* Information shown:
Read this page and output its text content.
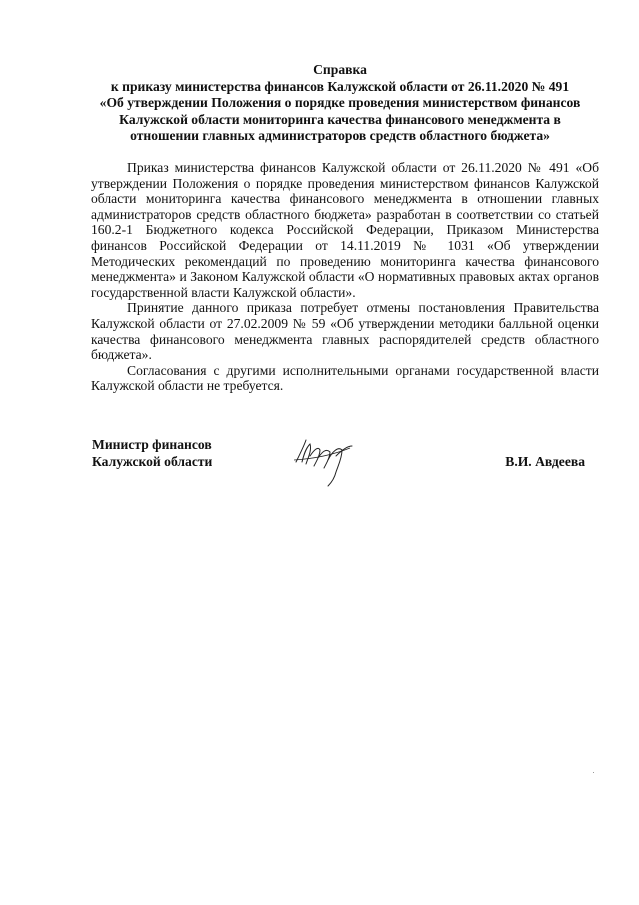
Справка
к приказу министерства финансов Калужской области от 26.11.2020 № 491
«Об утверждении Положения о порядке проведения министерством финансов
Калужской области мониторинга качества финансового менеджмента в
отношении главных администраторов средств областного бюджета»

Приказ министерства финансов Калужской области от 26.11.2020 № 491 «Об утверждении Положения о порядке проведения министерством финансов Калужской области мониторинга качества финансового менеджмента в отношении главных администраторов средств областного бюджета» разработан в соответствии со статьей 160.2-1 Бюджетного кодекса Российской Федерации, Приказом Министерства финансов Российской Федерации от 14.11.2019 № 1031 «Об утверждении Методических рекомендаций по проведению мониторинга качества финансового менеджмента» и Законом Калужской области «О нормативных правовых актах органов государственной власти Калужской области».

Принятие данного приказа потребует отмены постановления Правительства Калужской области от 27.02.2009 № 59 «Об утверждении методики балльной оценки качества финансового менеджмента главных распорядителей средств областного бюджета».

Согласования с другими исполнительными органами государственной власти Калужской области не требуется.

Министр финансов
Калужской области	В.И. Авдеева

* Task to carry out: Check every line of the data, and copy the ones that contain "утверждении".

* Written reply:
«Об утверждении Положения о порядке проведения министерством финансов
Приказ министерства финансов Калужской области от 26.11.2020 № 491 «Об утверждении Положения о порядке проведения министерством финансов Калужской области мониторинга качества финансового менеджмента в отношении главных администраторов средств областного бюджета» разработан в соответствии со статьей 160.2-1 Бюджетного кодекса Российской Федерации, Приказом Министерства финансов Российской Федерации от 14.11.2019 № 1031 «Об утверждении Методических рекомендаций по проведению мониторинга качества финансового менеджмента» и Законом Калужской области «О нормативных правовых актах органов государственной власти Калужской области».
Принятие данного приказа потребует отмены постановления Правительства Калужской области от 27.02.2009 № 59 «Об утверждении методики балльной оценки качества финансового менеджмента главных распорядителей средств областного бюджета».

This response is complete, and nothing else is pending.